— Raw records —
● ● ●
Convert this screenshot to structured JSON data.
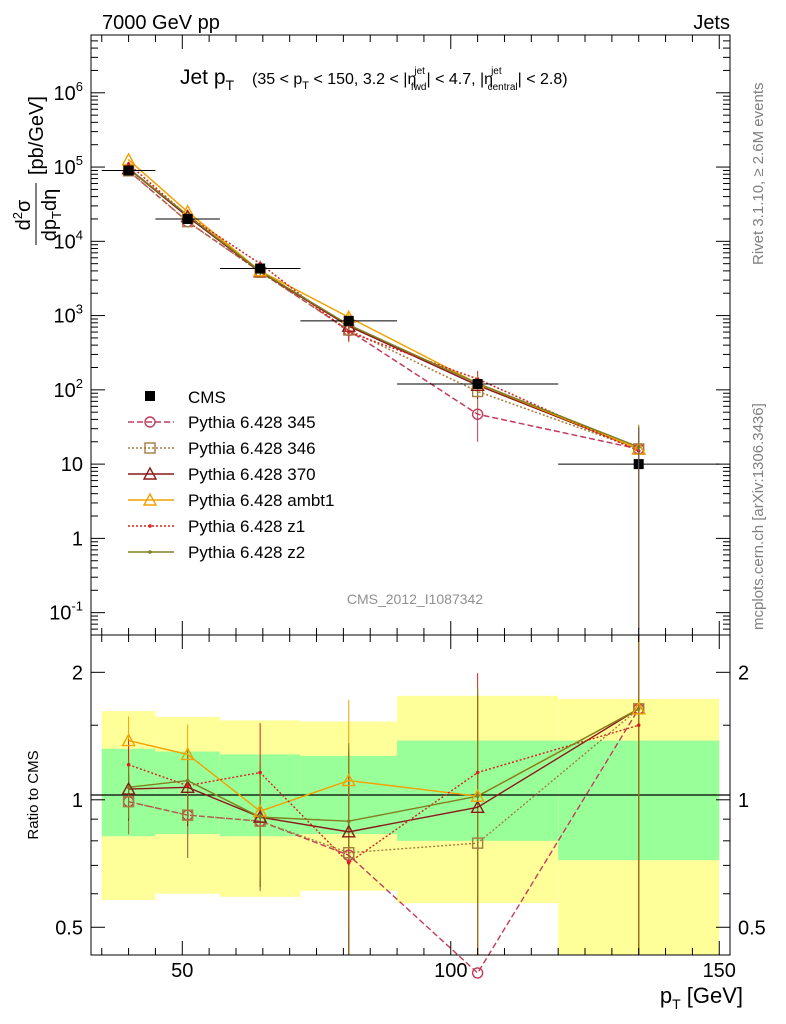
{
  "header": {
    "energy_label": "7000 GeV pp",
    "category_label": "Jets"
  },
  "side_labels": {
    "rivet": "Rivet 3.1.10, ≥ 2.6M events",
    "mcplots": "mcplots.cern.ch [arXiv:1306.3436]"
  },
  "chart_data": [
    {
      "type": "line",
      "title_main": "Jet p",
      "title_main_sub": "T",
      "title_cuts": "(35 < p_T < 150, 3.2 < |η_fwd^jet| < 4.7, |η_central^jet| < 2.8)",
      "ylabel": "d²σ/dp_T dη [pb/GeV]",
      "yscale": "log",
      "ylim": [
        0.05,
        6000000
      ],
      "xlim": [
        33,
        152
      ],
      "yticks": [
        "10^-1",
        "1",
        "10",
        "10^2",
        "10^3",
        "10^4",
        "10^5",
        "10^6"
      ],
      "analysis_label": "CMS_2012_I1087342",
      "data": {
        "name": "CMS",
        "x": [
          40,
          51,
          64.5,
          81,
          105,
          135
        ],
        "y": [
          90000,
          20000,
          4300,
          850,
          120,
          10
        ],
        "bins": [
          [
            35,
            45
          ],
          [
            45,
            57
          ],
          [
            57,
            72
          ],
          [
            72,
            90
          ],
          [
            90,
            120
          ],
          [
            120,
            150
          ]
        ]
      },
      "series": [
        {
          "name": "Pythia 6.428 345",
          "color": "#c23b5b",
          "dash": "dashed",
          "marker": "circle",
          "y": [
            89000,
            18400,
            3900,
            630,
            47,
            16
          ],
          "yerr": [
            3000,
            1000,
            400,
            150,
            27,
            16
          ]
        },
        {
          "name": "Pythia 6.428 346",
          "color": "#a47c3e",
          "dash": "dotted",
          "marker": "square",
          "y": [
            89000,
            18400,
            3850,
            640,
            95,
            16
          ],
          "yerr": [
            3000,
            1000,
            400,
            200,
            50,
            16
          ]
        },
        {
          "name": "Pythia 6.428 370",
          "color": "#8b1a1a",
          "dash": "solid",
          "marker": "triangle",
          "y": [
            95000,
            21500,
            3900,
            720,
            115,
            16
          ],
          "yerr": [
            3000,
            1000,
            400,
            150,
            40,
            16
          ]
        },
        {
          "name": "Pythia 6.428 ambt1",
          "color": "#f2a100",
          "dash": "solid",
          "marker": "triangle",
          "y": [
            125000,
            25000,
            4000,
            950,
            122,
            16
          ],
          "yerr": [
            3000,
            1000,
            400,
            200,
            40,
            16
          ]
        },
        {
          "name": "Pythia 6.428 z1",
          "color": "#d62020",
          "dash": "dotted",
          "marker": "dot",
          "y": [
            110000,
            22000,
            5000,
            600,
            140,
            15
          ],
          "yerr": [
            3000,
            1000,
            500,
            150,
            40,
            15
          ]
        },
        {
          "name": "Pythia 6.428 z2",
          "color": "#808020",
          "dash": "solid",
          "marker": "dot",
          "y": [
            96000,
            22500,
            3950,
            750,
            122,
            17
          ],
          "yerr": [
            3000,
            1000,
            400,
            150,
            40,
            17
          ]
        }
      ]
    },
    {
      "type": "line",
      "ylabel": "Ratio to CMS",
      "xlabel": "p_T [GeV]",
      "yscale": "log",
      "ylim": [
        0.43,
        2.45
      ],
      "xlim": [
        33,
        152
      ],
      "yticks": [
        0.5,
        1,
        2
      ],
      "xticks": [
        50,
        100,
        150
      ],
      "bands": {
        "bins": [
          [
            35,
            45
          ],
          [
            45,
            57
          ],
          [
            57,
            72
          ],
          [
            72,
            90
          ],
          [
            90,
            120
          ],
          [
            120,
            150
          ]
        ],
        "inner": [
          [
            0.82,
            1.32
          ],
          [
            0.83,
            1.3
          ],
          [
            0.82,
            1.28
          ],
          [
            0.83,
            1.27
          ],
          [
            0.8,
            1.38
          ],
          [
            0.72,
            1.38
          ]
        ],
        "outer": [
          [
            0.58,
            1.62
          ],
          [
            0.6,
            1.57
          ],
          [
            0.59,
            1.54
          ],
          [
            0.61,
            1.53
          ],
          [
            0.57,
            1.76
          ],
          [
            0.35,
            1.73
          ]
        ]
      },
      "series": [
        {
          "name": "Pythia 6.428 345",
          "y": [
            0.99,
            0.92,
            0.89,
            0.74,
            0.39,
            1.64
          ]
        },
        {
          "name": "Pythia 6.428 346",
          "y": [
            0.99,
            0.92,
            0.89,
            0.75,
            0.79,
            1.64
          ]
        },
        {
          "name": "Pythia 6.428 370",
          "y": [
            1.06,
            1.07,
            0.91,
            0.84,
            0.96,
            1.64
          ]
        },
        {
          "name": "Pythia 6.428 ambt1",
          "y": [
            1.38,
            1.28,
            0.94,
            1.11,
            1.02,
            1.64
          ]
        },
        {
          "name": "Pythia 6.428 z1",
          "y": [
            1.21,
            1.08,
            1.16,
            0.71,
            1.16,
            1.5
          ]
        },
        {
          "name": "Pythia 6.428 z2",
          "y": [
            1.07,
            1.11,
            0.91,
            0.89,
            1.02,
            1.64
          ]
        }
      ]
    }
  ]
}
● ● ●
— Task statement —
Copy out every line of the material above exactly, skipping the pictures.

— The answer —
Convert this screenshot to structured JSON data.
{
  "header": {
    "energy_label": "7000 GeV pp",
    "category_label": "Jets"
  },
  "side_labels": {
    "rivet": "Rivet 3.1.10, ≥ 2.6M events",
    "mcplots": "mcplots.cern.ch [arXiv:1306.3436]"
  },
  "chart_data": [
    {
      "type": "line",
      "title_main": "Jet p",
      "title_main_sub": "T",
      "title_cuts": "(35 < p_T < 150, 3.2 < |η_fwd^jet| < 4.7, |η_central^jet| < 2.8)",
      "ylabel": "d²σ/dp_T dη [pb/GeV]",
      "yscale": "log",
      "ylim": [
        0.05,
        6000000
      ],
      "xlim": [
        33,
        152
      ],
      "yticks": [
        "10^-1",
        "1",
        "10",
        "10^2",
        "10^3",
        "10^4",
        "10^5",
        "10^6"
      ],
      "analysis_label": "CMS_2012_I1087342",
      "data": {
        "name": "CMS",
        "x": [
          40,
          51,
          64.5,
          81,
          105,
          135
        ],
        "y": [
          90000,
          20000,
          4300,
          850,
          120,
          10
        ],
        "bins": [
          [
            35,
            45
          ],
          [
            45,
            57
          ],
          [
            57,
            72
          ],
          [
            72,
            90
          ],
          [
            90,
            120
          ],
          [
            120,
            150
          ]
        ]
      },
      "series": [
        {
          "name": "Pythia 6.428 345",
          "color": "#c23b5b",
          "dash": "dashed",
          "marker": "circle",
          "y": [
            89000,
            18400,
            3900,
            630,
            47,
            16
          ],
          "yerr": [
            3000,
            1000,
            400,
            150,
            27,
            16
          ]
        },
        {
          "name": "Pythia 6.428 346",
          "color": "#a47c3e",
          "dash": "dotted",
          "marker": "square",
          "y": [
            89000,
            18400,
            3850,
            640,
            95,
            16
          ],
          "yerr": [
            3000,
            1000,
            400,
            200,
            50,
            16
          ]
        },
        {
          "name": "Pythia 6.428 370",
          "color": "#8b1a1a",
          "dash": "solid",
          "marker": "triangle",
          "y": [
            95000,
            21500,
            3900,
            720,
            115,
            16
          ],
          "yerr": [
            3000,
            1000,
            400,
            150,
            40,
            16
          ]
        },
        {
          "name": "Pythia 6.428 ambt1",
          "color": "#f2a100",
          "dash": "solid",
          "marker": "triangle",
          "y": [
            125000,
            25000,
            4000,
            950,
            122,
            16
          ],
          "yerr": [
            3000,
            1000,
            400,
            200,
            40,
            16
          ]
        },
        {
          "name": "Pythia 6.428 z1",
          "color": "#d62020",
          "dash": "dotted",
          "marker": "dot",
          "y": [
            110000,
            22000,
            5000,
            600,
            140,
            15
          ],
          "yerr": [
            3000,
            1000,
            500,
            150,
            40,
            15
          ]
        },
        {
          "name": "Pythia 6.428 z2",
          "color": "#808020",
          "dash": "solid",
          "marker": "dot",
          "y": [
            96000,
            22500,
            3950,
            750,
            122,
            17
          ],
          "yerr": [
            3000,
            1000,
            400,
            150,
            40,
            17
          ]
        }
      ]
    },
    {
      "type": "line",
      "ylabel": "Ratio to CMS",
      "xlabel": "p_T [GeV]",
      "yscale": "log",
      "ylim": [
        0.43,
        2.45
      ],
      "xlim": [
        33,
        152
      ],
      "yticks": [
        0.5,
        1,
        2
      ],
      "xticks": [
        50,
        100,
        150
      ],
      "bands": {
        "bins": [
          [
            35,
            45
          ],
          [
            45,
            57
          ],
          [
            57,
            72
          ],
          [
            72,
            90
          ],
          [
            90,
            120
          ],
          [
            120,
            150
          ]
        ],
        "inner": [
          [
            0.82,
            1.32
          ],
          [
            0.83,
            1.3
          ],
          [
            0.82,
            1.28
          ],
          [
            0.83,
            1.27
          ],
          [
            0.8,
            1.38
          ],
          [
            0.72,
            1.38
          ]
        ],
        "outer": [
          [
            0.58,
            1.62
          ],
          [
            0.6,
            1.57
          ],
          [
            0.59,
            1.54
          ],
          [
            0.61,
            1.53
          ],
          [
            0.57,
            1.76
          ],
          [
            0.35,
            1.73
          ]
        ]
      },
      "series": [
        {
          "name": "Pythia 6.428 345",
          "y": [
            0.99,
            0.92,
            0.89,
            0.74,
            0.39,
            1.64
          ]
        },
        {
          "name": "Pythia 6.428 346",
          "y": [
            0.99,
            0.92,
            0.89,
            0.75,
            0.79,
            1.64
          ]
        },
        {
          "name": "Pythia 6.428 370",
          "y": [
            1.06,
            1.07,
            0.91,
            0.84,
            0.96,
            1.64
          ]
        },
        {
          "name": "Pythia 6.428 ambt1",
          "y": [
            1.38,
            1.28,
            0.94,
            1.11,
            1.02,
            1.64
          ]
        },
        {
          "name": "Pythia 6.428 z1",
          "y": [
            1.21,
            1.08,
            1.16,
            0.71,
            1.16,
            1.5
          ]
        },
        {
          "name": "Pythia 6.428 z2",
          "y": [
            1.07,
            1.11,
            0.91,
            0.89,
            1.02,
            1.64
          ]
        }
      ]
    }
  ]
}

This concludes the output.